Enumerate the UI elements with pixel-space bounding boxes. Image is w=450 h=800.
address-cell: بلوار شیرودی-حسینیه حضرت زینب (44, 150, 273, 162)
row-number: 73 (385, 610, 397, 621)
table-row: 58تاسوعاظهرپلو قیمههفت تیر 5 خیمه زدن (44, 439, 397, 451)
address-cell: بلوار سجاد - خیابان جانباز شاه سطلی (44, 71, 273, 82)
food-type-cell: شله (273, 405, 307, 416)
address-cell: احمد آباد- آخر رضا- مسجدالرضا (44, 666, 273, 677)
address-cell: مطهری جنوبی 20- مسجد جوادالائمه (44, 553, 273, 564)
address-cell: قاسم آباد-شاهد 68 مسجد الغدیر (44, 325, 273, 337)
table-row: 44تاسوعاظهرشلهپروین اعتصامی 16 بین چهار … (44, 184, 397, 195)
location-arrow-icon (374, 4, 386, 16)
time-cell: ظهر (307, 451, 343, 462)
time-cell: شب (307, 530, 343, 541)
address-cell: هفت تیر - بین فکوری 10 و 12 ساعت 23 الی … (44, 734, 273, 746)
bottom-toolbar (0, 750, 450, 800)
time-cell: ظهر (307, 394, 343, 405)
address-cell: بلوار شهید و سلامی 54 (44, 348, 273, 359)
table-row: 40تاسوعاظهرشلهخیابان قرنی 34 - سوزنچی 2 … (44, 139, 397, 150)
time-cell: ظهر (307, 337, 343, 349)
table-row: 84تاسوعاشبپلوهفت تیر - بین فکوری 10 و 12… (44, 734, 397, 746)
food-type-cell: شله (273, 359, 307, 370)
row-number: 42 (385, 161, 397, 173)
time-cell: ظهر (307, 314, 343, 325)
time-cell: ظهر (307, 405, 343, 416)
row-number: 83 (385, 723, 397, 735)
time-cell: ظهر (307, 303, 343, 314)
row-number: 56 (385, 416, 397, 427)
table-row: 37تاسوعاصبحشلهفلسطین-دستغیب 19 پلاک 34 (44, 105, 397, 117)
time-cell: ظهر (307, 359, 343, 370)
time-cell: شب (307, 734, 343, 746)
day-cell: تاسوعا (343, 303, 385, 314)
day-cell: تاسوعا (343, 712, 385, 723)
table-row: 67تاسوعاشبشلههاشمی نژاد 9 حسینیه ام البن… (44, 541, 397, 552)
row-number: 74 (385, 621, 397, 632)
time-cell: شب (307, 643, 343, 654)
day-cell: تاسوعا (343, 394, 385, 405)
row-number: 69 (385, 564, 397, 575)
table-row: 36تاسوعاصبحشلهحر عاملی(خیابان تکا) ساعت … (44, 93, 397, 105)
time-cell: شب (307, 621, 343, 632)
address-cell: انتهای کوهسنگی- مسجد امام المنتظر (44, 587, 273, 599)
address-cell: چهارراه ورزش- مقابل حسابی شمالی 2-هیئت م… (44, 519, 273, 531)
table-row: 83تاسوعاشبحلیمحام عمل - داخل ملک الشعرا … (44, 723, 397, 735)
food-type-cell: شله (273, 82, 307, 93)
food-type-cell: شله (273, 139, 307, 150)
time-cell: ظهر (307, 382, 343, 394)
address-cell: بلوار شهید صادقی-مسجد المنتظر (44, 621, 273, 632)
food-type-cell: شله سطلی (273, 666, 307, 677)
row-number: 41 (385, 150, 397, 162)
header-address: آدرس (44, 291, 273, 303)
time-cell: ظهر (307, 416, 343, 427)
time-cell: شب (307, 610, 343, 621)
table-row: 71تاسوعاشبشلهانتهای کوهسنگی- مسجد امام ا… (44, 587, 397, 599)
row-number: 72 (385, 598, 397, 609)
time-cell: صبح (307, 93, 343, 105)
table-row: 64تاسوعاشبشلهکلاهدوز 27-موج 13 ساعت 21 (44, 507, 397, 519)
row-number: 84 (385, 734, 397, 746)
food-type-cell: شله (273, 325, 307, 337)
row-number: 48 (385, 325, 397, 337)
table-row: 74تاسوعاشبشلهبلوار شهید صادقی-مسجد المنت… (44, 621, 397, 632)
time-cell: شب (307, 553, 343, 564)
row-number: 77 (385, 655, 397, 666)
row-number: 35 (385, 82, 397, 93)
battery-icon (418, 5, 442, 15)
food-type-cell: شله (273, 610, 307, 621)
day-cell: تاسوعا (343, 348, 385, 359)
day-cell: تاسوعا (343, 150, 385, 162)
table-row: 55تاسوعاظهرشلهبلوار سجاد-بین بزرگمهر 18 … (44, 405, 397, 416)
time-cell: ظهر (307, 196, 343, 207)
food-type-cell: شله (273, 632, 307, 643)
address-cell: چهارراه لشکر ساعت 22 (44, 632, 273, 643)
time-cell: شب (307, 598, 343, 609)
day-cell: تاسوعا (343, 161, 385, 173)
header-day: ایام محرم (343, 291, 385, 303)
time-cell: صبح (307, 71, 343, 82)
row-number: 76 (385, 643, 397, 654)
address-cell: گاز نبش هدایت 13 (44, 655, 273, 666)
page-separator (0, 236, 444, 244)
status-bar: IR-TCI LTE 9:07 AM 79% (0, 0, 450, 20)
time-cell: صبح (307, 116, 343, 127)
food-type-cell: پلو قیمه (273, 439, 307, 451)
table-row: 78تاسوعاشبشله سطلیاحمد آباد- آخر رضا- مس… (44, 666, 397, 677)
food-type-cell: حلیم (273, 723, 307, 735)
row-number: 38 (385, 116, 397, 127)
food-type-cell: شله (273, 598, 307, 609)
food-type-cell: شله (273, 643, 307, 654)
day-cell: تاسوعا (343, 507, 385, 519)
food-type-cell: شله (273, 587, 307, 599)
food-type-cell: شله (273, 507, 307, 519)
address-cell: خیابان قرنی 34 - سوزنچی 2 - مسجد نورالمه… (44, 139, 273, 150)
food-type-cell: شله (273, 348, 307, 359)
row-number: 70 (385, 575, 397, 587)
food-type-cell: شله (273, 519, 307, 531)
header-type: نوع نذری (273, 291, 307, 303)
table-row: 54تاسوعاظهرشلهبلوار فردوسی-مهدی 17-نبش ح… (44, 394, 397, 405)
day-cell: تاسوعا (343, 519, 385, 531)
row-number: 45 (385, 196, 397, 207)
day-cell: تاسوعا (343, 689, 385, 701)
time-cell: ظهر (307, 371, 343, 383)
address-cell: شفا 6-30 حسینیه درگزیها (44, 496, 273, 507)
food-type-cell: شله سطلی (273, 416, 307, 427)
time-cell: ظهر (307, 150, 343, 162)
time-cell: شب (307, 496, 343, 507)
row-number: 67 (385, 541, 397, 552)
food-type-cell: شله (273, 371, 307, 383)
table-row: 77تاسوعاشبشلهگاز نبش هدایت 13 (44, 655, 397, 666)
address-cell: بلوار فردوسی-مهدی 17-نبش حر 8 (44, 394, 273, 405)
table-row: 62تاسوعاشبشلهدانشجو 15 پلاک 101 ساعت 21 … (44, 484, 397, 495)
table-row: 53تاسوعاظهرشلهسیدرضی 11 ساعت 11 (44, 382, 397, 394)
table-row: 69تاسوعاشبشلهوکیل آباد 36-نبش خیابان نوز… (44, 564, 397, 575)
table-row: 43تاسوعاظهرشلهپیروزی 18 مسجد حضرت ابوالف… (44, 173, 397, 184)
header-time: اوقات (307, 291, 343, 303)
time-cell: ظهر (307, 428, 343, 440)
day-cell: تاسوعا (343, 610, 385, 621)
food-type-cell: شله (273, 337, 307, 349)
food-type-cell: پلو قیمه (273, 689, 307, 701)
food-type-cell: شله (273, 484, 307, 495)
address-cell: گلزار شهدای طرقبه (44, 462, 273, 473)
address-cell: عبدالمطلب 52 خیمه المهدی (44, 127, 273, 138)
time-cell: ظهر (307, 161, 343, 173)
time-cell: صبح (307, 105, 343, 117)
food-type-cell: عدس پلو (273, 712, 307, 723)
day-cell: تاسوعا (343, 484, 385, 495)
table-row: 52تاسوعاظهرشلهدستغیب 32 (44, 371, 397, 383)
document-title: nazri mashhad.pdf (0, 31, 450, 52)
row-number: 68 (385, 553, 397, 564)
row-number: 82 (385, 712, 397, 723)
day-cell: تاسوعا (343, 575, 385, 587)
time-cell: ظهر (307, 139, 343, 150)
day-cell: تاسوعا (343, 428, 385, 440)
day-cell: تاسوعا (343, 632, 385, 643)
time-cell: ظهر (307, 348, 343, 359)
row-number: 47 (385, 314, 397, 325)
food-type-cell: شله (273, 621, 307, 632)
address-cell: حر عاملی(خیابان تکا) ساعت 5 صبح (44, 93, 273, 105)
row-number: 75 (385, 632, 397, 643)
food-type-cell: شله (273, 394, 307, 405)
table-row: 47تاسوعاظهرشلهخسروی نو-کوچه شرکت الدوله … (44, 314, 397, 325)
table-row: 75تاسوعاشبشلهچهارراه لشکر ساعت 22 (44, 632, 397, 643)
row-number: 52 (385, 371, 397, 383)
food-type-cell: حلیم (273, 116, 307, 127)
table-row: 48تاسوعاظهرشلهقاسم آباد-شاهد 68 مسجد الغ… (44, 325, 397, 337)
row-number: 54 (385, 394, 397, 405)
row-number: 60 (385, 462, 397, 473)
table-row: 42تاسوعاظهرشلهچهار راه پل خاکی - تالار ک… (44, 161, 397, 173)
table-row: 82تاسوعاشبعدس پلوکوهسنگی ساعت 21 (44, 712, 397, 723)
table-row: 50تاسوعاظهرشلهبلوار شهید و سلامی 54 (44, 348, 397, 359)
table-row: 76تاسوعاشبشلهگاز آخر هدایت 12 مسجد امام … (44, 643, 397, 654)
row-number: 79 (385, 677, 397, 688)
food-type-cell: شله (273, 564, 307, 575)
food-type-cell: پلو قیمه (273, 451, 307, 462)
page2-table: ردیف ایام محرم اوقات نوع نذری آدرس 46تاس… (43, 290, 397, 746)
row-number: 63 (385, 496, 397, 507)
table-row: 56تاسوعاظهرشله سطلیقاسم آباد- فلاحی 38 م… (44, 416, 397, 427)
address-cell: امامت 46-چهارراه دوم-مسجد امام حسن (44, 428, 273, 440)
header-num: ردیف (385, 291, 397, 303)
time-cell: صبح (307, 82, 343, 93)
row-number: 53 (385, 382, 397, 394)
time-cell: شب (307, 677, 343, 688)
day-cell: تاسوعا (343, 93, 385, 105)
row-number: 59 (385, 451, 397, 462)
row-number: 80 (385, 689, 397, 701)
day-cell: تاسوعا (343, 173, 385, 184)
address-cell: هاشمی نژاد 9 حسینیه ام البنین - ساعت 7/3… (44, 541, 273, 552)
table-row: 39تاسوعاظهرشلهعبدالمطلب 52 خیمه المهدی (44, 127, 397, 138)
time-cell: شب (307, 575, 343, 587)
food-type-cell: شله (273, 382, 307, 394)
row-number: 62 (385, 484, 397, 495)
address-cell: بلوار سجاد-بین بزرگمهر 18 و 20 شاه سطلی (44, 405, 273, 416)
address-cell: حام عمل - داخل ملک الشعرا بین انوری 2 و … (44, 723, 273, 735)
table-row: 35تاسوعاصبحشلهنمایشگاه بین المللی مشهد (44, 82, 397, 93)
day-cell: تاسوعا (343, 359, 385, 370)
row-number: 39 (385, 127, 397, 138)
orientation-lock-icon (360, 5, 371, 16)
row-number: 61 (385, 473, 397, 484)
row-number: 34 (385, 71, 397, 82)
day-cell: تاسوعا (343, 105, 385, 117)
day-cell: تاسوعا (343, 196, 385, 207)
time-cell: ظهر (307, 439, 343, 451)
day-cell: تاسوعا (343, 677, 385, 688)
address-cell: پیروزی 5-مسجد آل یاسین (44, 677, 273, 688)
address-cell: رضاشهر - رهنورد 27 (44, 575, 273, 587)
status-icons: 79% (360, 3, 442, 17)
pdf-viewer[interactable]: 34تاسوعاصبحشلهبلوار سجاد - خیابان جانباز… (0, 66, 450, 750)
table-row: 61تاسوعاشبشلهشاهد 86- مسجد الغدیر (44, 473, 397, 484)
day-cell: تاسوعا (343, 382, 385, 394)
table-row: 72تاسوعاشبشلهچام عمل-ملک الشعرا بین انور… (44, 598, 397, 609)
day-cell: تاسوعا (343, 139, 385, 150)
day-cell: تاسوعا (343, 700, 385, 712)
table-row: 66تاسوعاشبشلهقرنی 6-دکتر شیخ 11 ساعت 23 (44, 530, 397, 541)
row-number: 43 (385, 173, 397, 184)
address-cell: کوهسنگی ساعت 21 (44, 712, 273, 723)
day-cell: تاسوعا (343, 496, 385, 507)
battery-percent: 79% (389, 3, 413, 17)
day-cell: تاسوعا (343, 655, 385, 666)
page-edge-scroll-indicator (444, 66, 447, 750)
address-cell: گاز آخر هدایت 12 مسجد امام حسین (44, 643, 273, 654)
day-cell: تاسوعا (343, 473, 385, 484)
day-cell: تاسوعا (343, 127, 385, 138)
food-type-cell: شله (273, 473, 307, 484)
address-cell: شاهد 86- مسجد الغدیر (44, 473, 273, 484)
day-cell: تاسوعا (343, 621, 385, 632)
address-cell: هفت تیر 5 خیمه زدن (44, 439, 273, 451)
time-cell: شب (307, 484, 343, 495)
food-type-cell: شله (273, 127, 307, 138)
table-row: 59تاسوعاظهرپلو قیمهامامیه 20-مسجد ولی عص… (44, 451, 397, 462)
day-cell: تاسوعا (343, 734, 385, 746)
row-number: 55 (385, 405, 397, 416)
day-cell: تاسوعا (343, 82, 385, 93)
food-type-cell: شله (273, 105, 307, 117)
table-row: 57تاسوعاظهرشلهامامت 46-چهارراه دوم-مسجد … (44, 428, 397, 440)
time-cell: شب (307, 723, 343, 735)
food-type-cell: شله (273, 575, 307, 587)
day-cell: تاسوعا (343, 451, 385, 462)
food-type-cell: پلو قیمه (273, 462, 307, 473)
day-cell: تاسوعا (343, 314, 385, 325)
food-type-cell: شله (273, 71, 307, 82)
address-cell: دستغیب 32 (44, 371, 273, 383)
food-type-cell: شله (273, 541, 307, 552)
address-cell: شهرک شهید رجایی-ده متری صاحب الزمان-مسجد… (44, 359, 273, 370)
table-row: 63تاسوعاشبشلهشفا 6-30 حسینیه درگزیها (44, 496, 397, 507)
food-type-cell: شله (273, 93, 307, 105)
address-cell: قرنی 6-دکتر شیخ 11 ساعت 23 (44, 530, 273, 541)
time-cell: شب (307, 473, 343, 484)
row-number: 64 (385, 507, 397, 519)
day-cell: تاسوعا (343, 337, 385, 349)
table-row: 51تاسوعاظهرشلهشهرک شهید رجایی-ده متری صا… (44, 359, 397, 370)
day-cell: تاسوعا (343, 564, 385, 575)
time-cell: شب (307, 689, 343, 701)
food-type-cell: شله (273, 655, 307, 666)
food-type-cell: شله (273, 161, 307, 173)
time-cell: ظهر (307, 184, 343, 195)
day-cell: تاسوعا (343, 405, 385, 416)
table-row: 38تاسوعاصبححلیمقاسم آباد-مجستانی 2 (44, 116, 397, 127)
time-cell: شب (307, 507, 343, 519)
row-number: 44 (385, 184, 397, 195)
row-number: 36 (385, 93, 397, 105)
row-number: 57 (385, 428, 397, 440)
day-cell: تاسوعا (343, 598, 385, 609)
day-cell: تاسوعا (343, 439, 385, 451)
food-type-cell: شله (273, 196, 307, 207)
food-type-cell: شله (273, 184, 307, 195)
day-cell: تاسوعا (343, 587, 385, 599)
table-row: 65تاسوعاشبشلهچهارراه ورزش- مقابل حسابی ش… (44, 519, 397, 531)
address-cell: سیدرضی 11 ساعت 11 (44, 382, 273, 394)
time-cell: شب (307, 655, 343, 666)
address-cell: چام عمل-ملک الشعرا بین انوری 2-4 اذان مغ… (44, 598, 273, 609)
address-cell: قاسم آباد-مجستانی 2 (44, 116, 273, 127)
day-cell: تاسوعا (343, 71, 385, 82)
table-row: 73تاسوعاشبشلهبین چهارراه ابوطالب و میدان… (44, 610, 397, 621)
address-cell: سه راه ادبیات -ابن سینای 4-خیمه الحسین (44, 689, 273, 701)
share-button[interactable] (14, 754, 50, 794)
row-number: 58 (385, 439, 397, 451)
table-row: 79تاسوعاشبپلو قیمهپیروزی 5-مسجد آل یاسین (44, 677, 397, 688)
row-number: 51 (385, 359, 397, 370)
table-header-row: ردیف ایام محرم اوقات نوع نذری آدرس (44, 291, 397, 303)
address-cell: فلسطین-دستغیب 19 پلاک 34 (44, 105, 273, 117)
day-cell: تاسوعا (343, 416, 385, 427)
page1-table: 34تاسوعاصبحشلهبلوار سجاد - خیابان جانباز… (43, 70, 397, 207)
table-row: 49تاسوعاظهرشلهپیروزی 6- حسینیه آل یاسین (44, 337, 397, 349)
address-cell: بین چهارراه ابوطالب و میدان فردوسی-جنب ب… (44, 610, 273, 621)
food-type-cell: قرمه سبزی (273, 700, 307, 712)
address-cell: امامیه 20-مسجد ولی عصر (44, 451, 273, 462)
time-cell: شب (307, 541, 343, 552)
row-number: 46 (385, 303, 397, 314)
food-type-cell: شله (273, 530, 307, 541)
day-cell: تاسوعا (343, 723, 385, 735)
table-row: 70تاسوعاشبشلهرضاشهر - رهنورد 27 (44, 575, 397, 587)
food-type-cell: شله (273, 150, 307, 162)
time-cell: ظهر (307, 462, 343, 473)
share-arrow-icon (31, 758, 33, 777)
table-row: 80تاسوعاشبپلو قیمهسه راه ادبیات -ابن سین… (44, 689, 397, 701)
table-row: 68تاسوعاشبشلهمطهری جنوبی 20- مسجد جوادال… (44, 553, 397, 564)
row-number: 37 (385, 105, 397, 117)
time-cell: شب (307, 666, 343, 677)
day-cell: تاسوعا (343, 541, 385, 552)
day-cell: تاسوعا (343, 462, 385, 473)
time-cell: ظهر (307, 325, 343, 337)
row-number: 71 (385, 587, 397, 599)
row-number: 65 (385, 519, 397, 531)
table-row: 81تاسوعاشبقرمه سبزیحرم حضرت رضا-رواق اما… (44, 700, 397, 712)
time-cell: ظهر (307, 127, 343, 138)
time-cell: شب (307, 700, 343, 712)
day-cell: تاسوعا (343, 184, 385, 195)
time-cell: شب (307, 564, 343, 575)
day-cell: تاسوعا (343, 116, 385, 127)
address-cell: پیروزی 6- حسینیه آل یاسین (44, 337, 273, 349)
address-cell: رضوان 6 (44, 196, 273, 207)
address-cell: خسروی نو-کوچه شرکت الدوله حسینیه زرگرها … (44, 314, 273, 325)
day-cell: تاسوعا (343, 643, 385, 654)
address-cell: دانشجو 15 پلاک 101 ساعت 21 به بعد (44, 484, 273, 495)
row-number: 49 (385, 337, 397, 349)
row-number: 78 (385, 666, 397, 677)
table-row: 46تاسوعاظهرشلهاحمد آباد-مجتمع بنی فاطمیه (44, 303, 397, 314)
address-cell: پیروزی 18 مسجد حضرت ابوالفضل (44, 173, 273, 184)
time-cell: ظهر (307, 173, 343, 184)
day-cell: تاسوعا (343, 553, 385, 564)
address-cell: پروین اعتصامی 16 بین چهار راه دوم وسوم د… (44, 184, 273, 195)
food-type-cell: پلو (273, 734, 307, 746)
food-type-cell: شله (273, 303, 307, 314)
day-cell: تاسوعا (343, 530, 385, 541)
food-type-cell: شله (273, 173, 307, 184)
☆ ☆ ☆ ☆ ☆ ☆ ☆
What is needed:
In the material, from its first line through the line containing "day-cell: تاسوعا (343, 303, 385, 314)", inclusive, change every "address-cell" to "location-cell" and leave everything else as it is. Give only those lines.

Output of the exercise:
Enumerate the UI elements with pixel-space bounding boxes. Image is w=450 h=800.
location-cell: بلوار شیرودی-حسینیه حضرت زینب (44, 150, 273, 162)
row-number: 73 (385, 610, 397, 621)
table-row: 58تاسوعاظهرپلو قیمههفت تیر 5 خیمه زدن (44, 439, 397, 451)
location-cell: بلوار سجاد - خیابان جانباز شاه سطلی (44, 71, 273, 82)
food-type-cell: شله (273, 405, 307, 416)
location-cell: احمد آباد- آخر رضا- مسجدالرضا (44, 666, 273, 677)
location-cell: مطهری جنوبی 20- مسجد جوادالائمه (44, 553, 273, 564)
location-cell: قاسم آباد-شاهد 68 مسجد الغدیر (44, 325, 273, 337)
table-row: 44تاسوعاظهرشلهپروین اعتصامی 16 بین چهار … (44, 184, 397, 195)
location-arrow-icon (374, 4, 386, 16)
time-cell: ظهر (307, 451, 343, 462)
time-cell: شب (307, 530, 343, 541)
location-cell: هفت تیر - بین فکوری 10 و 12 ساعت 23 الی … (44, 734, 273, 746)
bottom-toolbar (0, 750, 450, 800)
time-cell: ظهر (307, 394, 343, 405)
location-cell: بلوار شهید و سلامی 54 (44, 348, 273, 359)
table-row: 40تاسوعاظهرشلهخیابان قرنی 34 - سوزنچی 2 … (44, 139, 397, 150)
time-cell: ظهر (307, 337, 343, 349)
table-row: 84تاسوعاشبپلوهفت تیر - بین فکوری 10 و 12… (44, 734, 397, 746)
food-type-cell: شله (273, 359, 307, 370)
row-number: 42 (385, 161, 397, 173)
time-cell: ظهر (307, 314, 343, 325)
time-cell: ظهر (307, 405, 343, 416)
row-number: 83 (385, 723, 397, 735)
time-cell: ظهر (307, 303, 343, 314)
row-number: 56 (385, 416, 397, 427)
table-row: 37تاسوعاصبحشلهفلسطین-دستغیب 19 پلاک 34 (44, 105, 397, 117)
time-cell: ظهر (307, 359, 343, 370)
time-cell: شب (307, 734, 343, 746)
day-cell: تاسوعا (343, 303, 385, 314)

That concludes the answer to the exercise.